* [Exercise details]
Look for "Dirección" in each line of the entries, and return the matching lines.

* [Dataset records]

■ ■ ■ ■ ■

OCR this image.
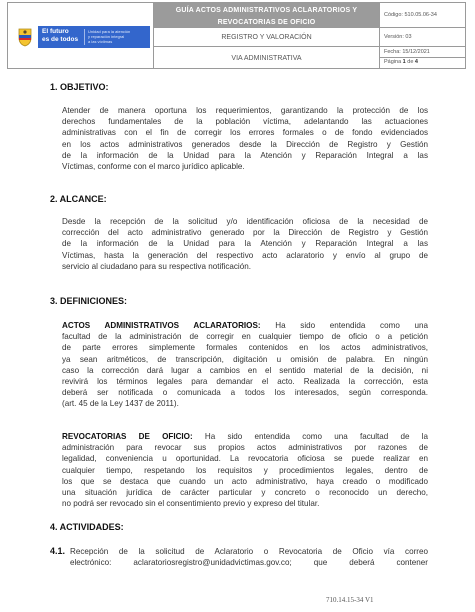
El futuro
es de todos
Unidad para la atención
y reparación integral
a las víctimas
GUÍA ACTOS ADMINISTRATIVOS ACLARATORIOS Y
REVOCATORIAS DE OFICIO
REGISTRO Y VALORACIÓN
VIA ADMINISTRATIVA
Código: 510.05.06-34
Versión: 03
Fecha: 15/12/2021
Página 1 de 4
1. OBJETIVO:
Atender de manera oportuna los requerimientos, garantizando la protección de los
derechos fundamentales de la población víctima, adelantando las actuaciones
administrativas con el fin de corregir los errores formales o de fondo evidenciados
en los actos administrativos generados desde la Dirección de Registro y Gestión
de la información de la Unidad para la Atención y Reparación Integral a las
Víctimas, conforme con el marco jurídico aplicable.
2. ALCANCE:
Desde la recepción de la solicitud y/o identificación oficiosa de la necesidad de
corrección del acto administrativo generado por la Dirección de Registro y Gestión
de la información de la Unidad para la Atención y Reparación Integral a las
Víctimas, hasta la generación del respectivo acto aclaratorio y envío al grupo de
servicio al ciudadano para su respectiva notificación.
3. DEFINICIONES:
ACTOS ADMINISTRATIVOS ACLARATORIOS: Ha sido entendida como una
facultad de la administración de corregir en cualquier tiempo de oficio o a petición
de parte errores simplemente formales contenidos en los actos administrativos,
ya sean aritméticos, de transcripción, digitación u omisión de palabra. En ningún
caso la corrección dará lugar a cambios en el sentido material de la decisión, ni
revivirá los términos legales para demandar el acto. Realizada la corrección, esta
deberá ser notificada o comunicada a todos los interesados, según corresponda.
(art. 45 de la Ley 1437 de 2011).
REVOCATORIAS DE OFICIO: Ha sido entendida como una facultad de la
administración para revocar sus propios actos administrativos por razones de
legalidad, conveniencia u oportunidad. La revocatoria oficiosa se puede realizar en
cualquier tiempo, respetando los requisitos y procedimientos legales, dentro de
los que se destaca que cuando un acto administrativo, haya creado o modificado
una situación jurídica de carácter particular y concreto o reconocido un derecho,
no podrá ser revocado sin el consentimiento previo y expreso del titular.
4. ACTIVIDADES:
4.1. Recepción de la solicitud de Aclaratorio o Revocatoria de Oficio vía correo
electrónico: aclaratoriosregistro@unidadvictimas.gov.co; que deberá contener
710.14.15-34 V1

■ ■ ■ ■ ■

* [Answer to the problem]
en los actos administrativos generados desde la Dirección de Registro y Gestión
corrección del acto administrativo generado por la Dirección de Registro y Gestión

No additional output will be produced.